PROBLEM TO WORK ON:
Pick out every line that holds the string "quen" and copy it.

ENTRIES SHOWN:
-=-=-=-=-

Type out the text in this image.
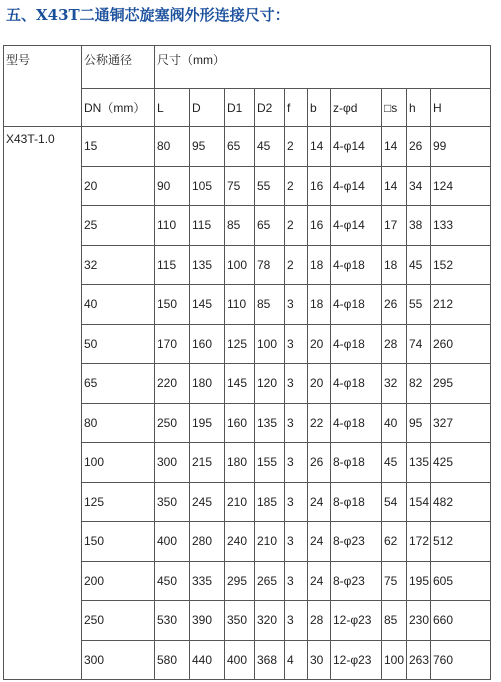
五、X43T二通铜芯旋塞阀外形连接尺寸：
型号	公称通径	尺寸（mm）									
	DN（mm）	L	D	D1	D2	f	b	z-φd	□s	h	H
X43T-1.0	15	80	95	65	45	2	14	4-φ14	14	26	99
	20	90	105	75	55	2	16	4-φ14	14	34	124
	25	110	115	85	65	2	16	4-φ14	17	38	133
	32	115	135	100	78	2	18	4-φ18	18	45	152
	40	150	145	110	85	3	18	4-φ18	26	55	212
	50	170	160	125	100	3	20	4-φ18	28	74	260
	65	220	180	145	120	3	20	4-φ18	32	82	295
	80	250	195	160	135	3	22	4-φ18	40	95	327
	100	300	215	180	155	3	26	8-φ18	45	135	425
	125	350	245	210	185	3	24	8-φ18	54	154	482
	150	400	280	240	210	3	24	8-φ23	62	172	512
	200	450	335	295	265	3	24	8-φ23	75	195	605
	250	530	390	350	320	3	28	12-φ23	85	230	660
	300	580	440	400	368	4	30	12-φ23	100	263	760
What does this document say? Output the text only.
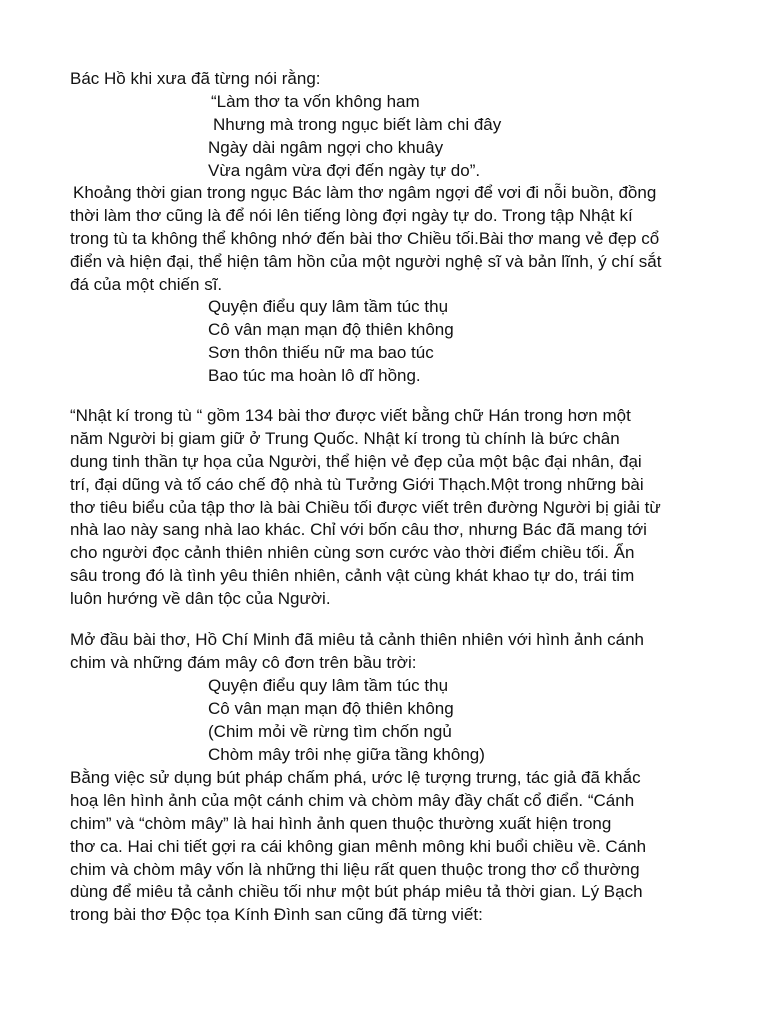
Bác Hồ khi xưa đã từng nói rằng:
“Làm thơ ta vốn không ham
Nhưng mà trong ngục biết làm chi đây
Ngày dài ngâm ngợi cho khuây
Vừa ngâm vừa đợi đến ngày tự do”.
Khoảng thời gian trong ngục Bác làm thơ ngâm ngợi để vơi đi nỗi buồn, đồng
thời làm thơ cũng là để nói lên tiếng lòng đợi ngày tự do. Trong tập Nhật kí
trong tù ta không thể không nhớ đến bài thơ Chiều tối.Bài thơ mang vẻ đẹp cổ
điển và hiện đại, thể hiện tâm hồn của một người nghệ sĩ và bản lĩnh, ý chí sắt
đá của một chiến sĩ.
Quyện điểu quy lâm tầm túc thụ
Cô vân mạn mạn độ thiên không
Sơn thôn thiếu nữ ma bao túc
Bao túc ma hoàn lô dĩ hồng.
“Nhật kí trong tù “ gồm 134 bài thơ được viết bằng chữ Hán trong hơn một
năm Người bị giam giữ ở Trung Quốc. Nhật kí trong tù chính là bức chân
dung tinh thần tự họa của Người, thể hiện vẻ đẹp của một bậc đại nhân, đại
trí, đại dũng và tố cáo chế độ nhà tù Tưởng Giới Thạch.Một trong những bài
thơ tiêu biểu của tập thơ là bài Chiều tối được viết trên đường Người bị giải từ
nhà lao này sang nhà lao khác. Chỉ với bốn câu thơ, nhưng Bác đã mang tới
cho người đọc cảnh thiên nhiên cùng sơn cước vào thời điểm chiều tối. Ẩn
sâu trong đó là tình yêu thiên nhiên, cảnh vật cùng khát khao tự do, trái tim
luôn hướng về dân tộc của Người.
Mở đầu bài thơ, Hồ Chí Minh đã miêu tả cảnh thiên nhiên với hình ảnh cánh
chim và những đám mây cô đơn trên bầu trời:
Quyện điểu quy lâm tầm túc thụ
Cô vân mạn mạn độ thiên không
(Chim mỏi về rừng tìm chốn ngủ
Chòm mây trôi nhẹ giữa tầng không)
Bằng việc sử dụng bút pháp chấm phá, ước lệ tượng trưng, tác giả đã khắc
hoạ lên hình ảnh của một cánh chim và chòm mây đầy chất cổ điển. “Cánh
chim” và “chòm mây” là hai hình ảnh quen thuộc thường xuất hiện trong
thơ ca. Hai chi tiết gợi ra cái không gian mênh mông khi buổi chiều về. Cánh
chim và chòm mây vốn là những thi liệu rất quen thuộc trong thơ cổ thường
dùng để miêu tả cảnh chiều tối như một bút pháp miêu tả thời gian. Lý Bạch
trong bài thơ Độc tọa Kính Đình san cũng đã từng viết:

-=-=-=-=-

OUTPUT FOR THIS TASK:
chim” và “chòm mây” là hai hình ảnh quen thuộc thường xuất hiện trong
chim và chòm mây vốn là những thi liệu rất quen thuộc trong thơ cổ thường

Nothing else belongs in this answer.